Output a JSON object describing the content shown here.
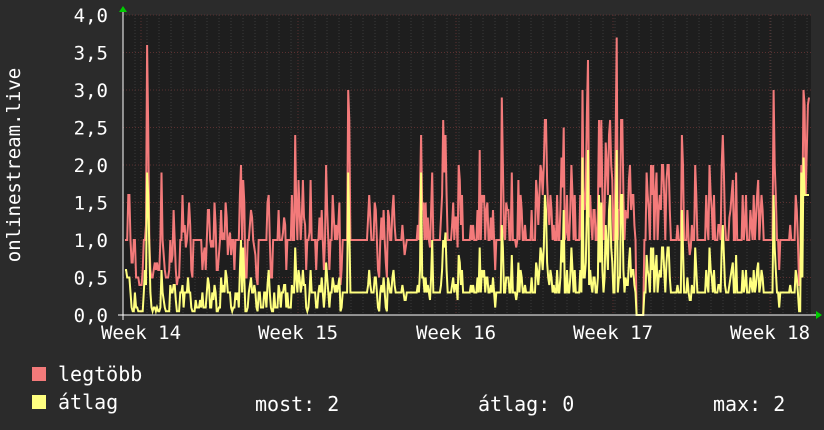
{
  "chart_data": {
    "type": "line",
    "ylabel": "onlinestream.live",
    "ylim": [
      0,
      4
    ],
    "y_ticks": [
      "0,0",
      "0,5",
      "1,0",
      "1,5",
      "2,0",
      "2,5",
      "3,0",
      "3,5",
      "4,0"
    ],
    "x_ticks": [
      "Week 14",
      "Week 15",
      "Week 16",
      "Week 17",
      "Week 18"
    ],
    "grid": true,
    "background": "#1e1e1e",
    "colors": {
      "legtobb": "#f37a7a",
      "atlag": "#ffff80",
      "axis": "#ffffff",
      "arrow": "#00cc00"
    },
    "series": [
      {
        "name": "legtöbb",
        "values": [
          1.0,
          1.0,
          1.0,
          1.6,
          1.6,
          1.0,
          0.7,
          0.7,
          1.0,
          1.0,
          0.5,
          0.5,
          0.5,
          0.4,
          0.4,
          0.4,
          0.6,
          1.0,
          1.0,
          1.2,
          3.6,
          2.5,
          1.0,
          0.6,
          0.5,
          0.5,
          0.6,
          0.7,
          0.6,
          0.7,
          0.6,
          0.6,
          1.0,
          1.9,
          1.0,
          0.8,
          0.6,
          0.5,
          0.5,
          0.5,
          0.6,
          1.0,
          0.7,
          0.8,
          1.4,
          1.0,
          0.6,
          0.4,
          0.5,
          0.5,
          1.0,
          1.0,
          1.6,
          1.1,
          1.2,
          0.9,
          1.0,
          1.2,
          1.5,
          1.2,
          0.6,
          0.5,
          1.0,
          1.0,
          1.0,
          1.0,
          1.0,
          1.0,
          1.0,
          1.0,
          0.6,
          0.8,
          0.9,
          0.6,
          1.0,
          1.4,
          1.4,
          1.0,
          0.9,
          1.0,
          0.9,
          1.5,
          1.2,
          0.6,
          0.6,
          0.8,
          1.0,
          1.4,
          1.0,
          1.1,
          1.0,
          1.5,
          1.3,
          0.8,
          1.0,
          1.1,
          0.8,
          1.0,
          1.0,
          0.6,
          1.0,
          1.0,
          1.0,
          1.0,
          1.6,
          2.0,
          1.0,
          1.8,
          1.5,
          0.5,
          0.5,
          1.0,
          1.0,
          1.2,
          1.4,
          1.3,
          1.0,
          0.9,
          0.8,
          0.5,
          0.4,
          1.0,
          1.0,
          1.0,
          1.0,
          1.0,
          1.0,
          1.0,
          1.0,
          1.5,
          1.6,
          1.0,
          0.5,
          0.5,
          1.0,
          1.0,
          1.0,
          1.0,
          1.0,
          1.4,
          1.0,
          1.0,
          1.0,
          1.1,
          1.3,
          1.2,
          0.6,
          1.0,
          1.0,
          1.0,
          1.0,
          1.6,
          1.0,
          1.0,
          2.4,
          1.4,
          1.0,
          1.8,
          1.4,
          1.0,
          1.3,
          1.8,
          1.3,
          1.2,
          0.6,
          1.0,
          1.0,
          1.1,
          1.8,
          1.0,
          1.0,
          1.0,
          1.0,
          0.6,
          1.0,
          1.0,
          1.3,
          1.0,
          1.4,
          1.0,
          0.6,
          1.0,
          2.0,
          1.4,
          1.0,
          0.6,
          1.0,
          1.0,
          1.6,
          1.3,
          1.0,
          1.2,
          1.0,
          1.2,
          1.5,
          0.4,
          0.6,
          1.0,
          1.0,
          1.0,
          1.0,
          1.0,
          3.0,
          2.6,
          1.0,
          1.0,
          1.0,
          1.0,
          1.0,
          1.0,
          1.0,
          1.0,
          1.0,
          1.0,
          1.0,
          1.0,
          1.0,
          1.0,
          1.0,
          1.0,
          1.3,
          1.6,
          1.3,
          1.0,
          1.0,
          1.0,
          1.5,
          1.4,
          1.0,
          0.6,
          0.5,
          1.0,
          1.3,
          1.0,
          1.4,
          1.0,
          0.7,
          0.5,
          1.4,
          1.3,
          1.0,
          1.0,
          1.4,
          1.6,
          1.2,
          1.0,
          1.0,
          1.0,
          1.0,
          1.0,
          1.0,
          1.2,
          1.0,
          0.8,
          0.9,
          1.0,
          1.0,
          1.0,
          1.0,
          1.0,
          1.0,
          1.0,
          1.0,
          1.0,
          1.0,
          1.2,
          1.0,
          1.6,
          2.4,
          1.4,
          1.5,
          1.0,
          1.5,
          1.0,
          1.3,
          1.0,
          0.9,
          1.4,
          1.9,
          1.0,
          1.0,
          1.0,
          1.0,
          1.0,
          1.0,
          1.0,
          1.3,
          1.6,
          2.6,
          1.9,
          2.4,
          1.6,
          1.0,
          1.0,
          1.0,
          1.0,
          1.2,
          1.5,
          1.0,
          1.3,
          1.3,
          0.9,
          2.0,
          1.8,
          1.2,
          1.6,
          1.0,
          1.0,
          1.0,
          1.0,
          1.0,
          1.0,
          1.0,
          1.2,
          1.0,
          1.2,
          1.0,
          1.0,
          1.0,
          1.4,
          1.0,
          2.2,
          1.0,
          1.6,
          1.5,
          1.6,
          1.0,
          1.4,
          1.5,
          1.0,
          1.0,
          1.3,
          1.0,
          1.4,
          1.0,
          0.6,
          1.0,
          1.0,
          1.0,
          1.0,
          1.0,
          2.9,
          2.0,
          1.1,
          1.0,
          1.5,
          1.4,
          1.4,
          1.0,
          1.0,
          1.9,
          1.0,
          1.0,
          1.0,
          0.9,
          1.0,
          1.8,
          1.0,
          1.6,
          1.4,
          1.0,
          1.0,
          1.2,
          1.0,
          1.0,
          1.0,
          1.0,
          1.0,
          1.4,
          1.0,
          1.0,
          1.0,
          1.8,
          1.6,
          1.2,
          1.6,
          2.0,
          1.9,
          1.6,
          2.0,
          2.6,
          2.6,
          1.8,
          1.4,
          1.2,
          1.6,
          1.4,
          1.0,
          1.2,
          1.0,
          1.0,
          1.6,
          1.0,
          1.0,
          1.4,
          2.1,
          1.7,
          2.5,
          1.0,
          1.1,
          1.6,
          1.0,
          1.0,
          1.4,
          2.0,
          1.6,
          1.0,
          1.6,
          1.0,
          1.0,
          1.0,
          1.0,
          1.6,
          1.0,
          3.0,
          1.5,
          1.4,
          1.7,
          2.7,
          3.4,
          1.3,
          1.6,
          1.2,
          1.0,
          1.4,
          1.4,
          1.0,
          1.0,
          1.4,
          2.6,
          1.7,
          2.6,
          1.6,
          1.0,
          1.4,
          2.3,
          2.0,
          1.6,
          2.4,
          2.6,
          2.0,
          1.8,
          1.0,
          1.0,
          2.3,
          3.7,
          1.0,
          1.4,
          1.4,
          2.6,
          2.6,
          1.6,
          1.0,
          1.4,
          1.3,
          1.3,
          1.8,
          2.0,
          1.4,
          1.6,
          1.6,
          1.2,
          1.0,
          0.0,
          0.0,
          0.0,
          0.0,
          0.0,
          0.0,
          0.0,
          1.0,
          1.0,
          1.9,
          1.6,
          1.4,
          1.0,
          2.0,
          1.6,
          2.0,
          1.0,
          1.6,
          1.9,
          1.0,
          1.4,
          1.6,
          1.4,
          2.0,
          2.0,
          1.6,
          1.0,
          1.8,
          2.0,
          2.0,
          1.4,
          1.0,
          1.0,
          1.0,
          1.0,
          1.0,
          1.0,
          1.2,
          1.0,
          1.0,
          1.0,
          2.4,
          2.0,
          1.0,
          1.0,
          1.0,
          1.4,
          1.0,
          0.8,
          0.9,
          1.2,
          1.0,
          1.0,
          2.0,
          1.6,
          1.0,
          1.0,
          1.0,
          1.0,
          1.0,
          1.0,
          1.0,
          1.0,
          1.6,
          1.2,
          1.0,
          2.0,
          1.6,
          1.4,
          1.0,
          1.6,
          1.0,
          1.0,
          1.0,
          1.2,
          1.2,
          1.0,
          2.0,
          2.4,
          1.9,
          1.2,
          1.0,
          1.0,
          1.0,
          1.3,
          1.4,
          1.6,
          1.8,
          1.0,
          1.0,
          1.9,
          1.0,
          1.0,
          1.0,
          1.0,
          1.0,
          1.6,
          1.0,
          1.2,
          1.6,
          1.0,
          1.0,
          1.0,
          1.4,
          1.2,
          1.0,
          1.6,
          1.0,
          1.3,
          1.6,
          1.8,
          1.0,
          1.3,
          1.6,
          1.4,
          1.0,
          1.0,
          1.0,
          1.0,
          1.0,
          1.0,
          1.0,
          1.0,
          1.0,
          3.0,
          2.0,
          1.6,
          1.0,
          1.0,
          0.6,
          1.0,
          1.0,
          1.0,
          1.0,
          1.0,
          1.0,
          1.0,
          1.0,
          1.0,
          1.2,
          1.0,
          1.0,
          1.0,
          1.0,
          1.6,
          1.4,
          1.0,
          0.4,
          0.4,
          2.0,
          1.4,
          3.0,
          2.8,
          1.6,
          2.2,
          2.8,
          2.9
        ]
      },
      {
        "name": "átlag",
        "values": [
          0.6,
          0.6,
          0.5,
          0.5,
          0.5,
          0.3,
          0.1,
          0.05,
          0.05,
          0.3,
          0.1,
          0.1,
          0.05,
          0.05,
          0.05,
          0.05,
          0.05,
          0.3,
          0.6,
          0.4,
          1.9,
          1.6,
          0.9,
          0.3,
          0.1,
          0.05,
          0.1,
          0.1,
          0.05,
          0.1,
          0.05,
          0.05,
          0.1,
          0.6,
          0.3,
          0.2,
          0.1,
          0.05,
          0.05,
          0.05,
          0.05,
          0.4,
          0.3,
          0.3,
          0.4,
          0.4,
          0.2,
          0.05,
          0.05,
          0.05,
          0.3,
          0.3,
          0.4,
          0.1,
          0.3,
          0.3,
          0.3,
          0.5,
          0.3,
          0.3,
          0.1,
          0.05,
          0.05,
          0.05,
          0.2,
          0.1,
          0.1,
          0.1,
          0.2,
          0.1,
          0.3,
          0.1,
          0.1,
          0.1,
          0.3,
          0.5,
          0.4,
          0.1,
          0.1,
          0.3,
          0.2,
          0.4,
          0.3,
          0.05,
          0.05,
          0.1,
          0.1,
          0.5,
          0.3,
          0.4,
          0.3,
          0.6,
          0.5,
          0.3,
          0.3,
          0.3,
          0.1,
          0.05,
          0.1,
          0.1,
          0.3,
          0.2,
          0.3,
          0.1,
          0.6,
          1.0,
          0.3,
          0.9,
          0.5,
          0.05,
          0.05,
          0.1,
          0.3,
          0.4,
          0.5,
          0.3,
          0.3,
          0.4,
          0.3,
          0.1,
          0.05,
          0.3,
          0.3,
          0.1,
          0.1,
          0.1,
          0.3,
          0.3,
          0.1,
          0.4,
          0.6,
          0.3,
          0.1,
          0.05,
          0.05,
          0.3,
          0.1,
          0.1,
          0.1,
          0.4,
          0.3,
          0.1,
          0.3,
          0.3,
          0.4,
          0.4,
          0.1,
          0.3,
          0.1,
          0.1,
          0.1,
          0.4,
          0.3,
          0.3,
          0.9,
          0.5,
          0.3,
          0.6,
          0.5,
          0.3,
          0.4,
          0.6,
          0.4,
          0.4,
          0.1,
          0.05,
          0.1,
          0.3,
          0.6,
          0.3,
          0.3,
          0.3,
          0.3,
          0.1,
          0.1,
          0.3,
          0.4,
          0.3,
          0.5,
          0.3,
          0.1,
          0.3,
          0.7,
          0.5,
          0.3,
          0.1,
          0.3,
          0.3,
          0.5,
          0.4,
          0.3,
          0.4,
          0.3,
          0.4,
          0.5,
          0.05,
          0.1,
          0.3,
          0.3,
          0.3,
          0.3,
          0.3,
          1.9,
          1.2,
          0.3,
          0.3,
          0.3,
          0.3,
          0.3,
          0.3,
          0.3,
          0.3,
          0.3,
          0.3,
          0.3,
          0.3,
          0.3,
          0.3,
          0.3,
          0.3,
          0.4,
          0.6,
          0.4,
          0.3,
          0.3,
          0.3,
          0.5,
          0.5,
          0.3,
          0.1,
          0.05,
          0.3,
          0.4,
          0.3,
          0.5,
          0.3,
          0.1,
          0.05,
          0.5,
          0.4,
          0.3,
          0.3,
          0.5,
          0.6,
          0.4,
          0.3,
          0.3,
          0.3,
          0.3,
          0.3,
          0.3,
          0.4,
          0.3,
          0.2,
          0.2,
          0.3,
          0.3,
          0.3,
          0.3,
          0.3,
          0.3,
          0.3,
          0.3,
          0.3,
          0.3,
          0.4,
          0.3,
          0.6,
          1.9,
          0.5,
          0.5,
          0.3,
          0.5,
          0.3,
          0.4,
          0.3,
          0.2,
          0.5,
          1.0,
          0.3,
          0.3,
          0.3,
          0.3,
          0.3,
          0.3,
          0.3,
          0.4,
          0.6,
          1.0,
          0.9,
          1.1,
          0.6,
          0.3,
          0.3,
          0.3,
          0.3,
          0.4,
          0.5,
          0.3,
          0.4,
          0.4,
          0.2,
          0.8,
          0.7,
          0.4,
          0.6,
          0.3,
          0.3,
          0.3,
          0.3,
          0.3,
          0.3,
          0.3,
          0.4,
          0.3,
          0.4,
          0.3,
          0.3,
          0.3,
          0.5,
          0.3,
          0.9,
          0.3,
          0.6,
          0.5,
          0.6,
          0.3,
          0.5,
          0.5,
          0.3,
          0.3,
          0.4,
          0.3,
          0.5,
          0.3,
          0.1,
          0.3,
          0.3,
          0.3,
          0.3,
          0.3,
          1.2,
          0.9,
          0.3,
          0.3,
          0.5,
          0.5,
          0.5,
          0.3,
          0.3,
          0.8,
          0.3,
          0.3,
          0.3,
          0.2,
          0.3,
          0.7,
          0.3,
          0.6,
          0.5,
          0.3,
          0.3,
          0.4,
          0.3,
          0.3,
          0.3,
          0.3,
          0.3,
          0.5,
          0.3,
          0.3,
          0.3,
          0.7,
          0.6,
          0.4,
          0.6,
          0.9,
          0.8,
          0.6,
          0.9,
          1.6,
          1.4,
          0.7,
          0.5,
          0.4,
          0.6,
          0.5,
          0.3,
          0.4,
          0.3,
          0.3,
          0.6,
          0.3,
          0.3,
          0.5,
          1.0,
          0.7,
          1.4,
          0.3,
          0.3,
          0.6,
          0.3,
          0.3,
          0.5,
          0.9,
          0.6,
          0.3,
          0.6,
          0.3,
          0.3,
          0.3,
          0.3,
          0.6,
          0.3,
          2.1,
          0.5,
          0.5,
          0.7,
          1.4,
          2.2,
          0.4,
          0.6,
          0.4,
          0.3,
          0.5,
          0.5,
          0.3,
          0.3,
          0.5,
          1.6,
          0.7,
          1.5,
          0.6,
          0.3,
          0.5,
          1.2,
          0.9,
          0.6,
          1.4,
          1.6,
          0.9,
          0.7,
          0.3,
          0.3,
          1.2,
          2.2,
          0.3,
          0.5,
          0.5,
          1.6,
          1.6,
          0.6,
          0.3,
          0.5,
          0.4,
          0.4,
          0.7,
          0.9,
          0.5,
          0.6,
          0.6,
          0.4,
          0.3,
          0.0,
          0.0,
          0.0,
          0.0,
          0.0,
          0.0,
          0.0,
          0.3,
          0.3,
          0.8,
          0.6,
          0.5,
          0.3,
          0.9,
          0.6,
          0.9,
          0.3,
          0.6,
          0.8,
          0.3,
          0.5,
          0.6,
          0.5,
          0.9,
          0.9,
          0.6,
          0.3,
          0.7,
          0.9,
          0.9,
          0.5,
          0.3,
          0.3,
          0.3,
          0.3,
          0.3,
          0.3,
          0.4,
          0.3,
          0.3,
          0.3,
          1.4,
          0.9,
          0.3,
          0.3,
          0.3,
          0.5,
          0.3,
          0.2,
          0.2,
          0.4,
          0.3,
          0.3,
          0.9,
          0.6,
          0.3,
          0.3,
          0.3,
          0.3,
          0.3,
          0.3,
          0.3,
          0.3,
          0.6,
          0.4,
          0.3,
          0.9,
          0.6,
          0.5,
          0.3,
          0.6,
          0.3,
          0.3,
          0.3,
          0.4,
          0.4,
          0.3,
          0.9,
          1.2,
          0.8,
          0.4,
          0.3,
          0.3,
          0.3,
          0.4,
          0.5,
          0.6,
          0.7,
          0.3,
          0.3,
          0.8,
          0.3,
          0.3,
          0.3,
          0.3,
          0.3,
          0.6,
          0.3,
          0.4,
          0.6,
          0.3,
          0.3,
          0.3,
          0.5,
          0.4,
          0.3,
          0.6,
          0.3,
          0.4,
          0.6,
          0.7,
          0.3,
          0.4,
          0.6,
          0.5,
          0.3,
          0.3,
          0.3,
          0.3,
          0.3,
          0.3,
          0.3,
          0.3,
          0.3,
          1.6,
          0.9,
          0.6,
          0.3,
          0.3,
          0.1,
          0.3,
          0.3,
          0.3,
          0.3,
          0.3,
          0.3,
          0.3,
          0.3,
          0.3,
          0.4,
          0.3,
          0.3,
          0.3,
          0.3,
          0.6,
          0.5,
          0.3,
          0.05,
          0.05,
          1.9,
          0.5,
          2.1,
          1.6,
          1.6,
          1.6,
          1.6,
          1.6
        ]
      }
    ]
  },
  "legend": {
    "max_label": "legtöbb",
    "avg_label": "átlag",
    "stat_now": "most: 2",
    "stat_avg": "átlag: 0",
    "stat_max": "max: 2"
  }
}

————————

Written problem:
Return every line holding the word "átlag" from the records.

Correct result:
        "name": "átlag",
    "avg_label": "átlag",
    "stat_avg": "átlag: 0",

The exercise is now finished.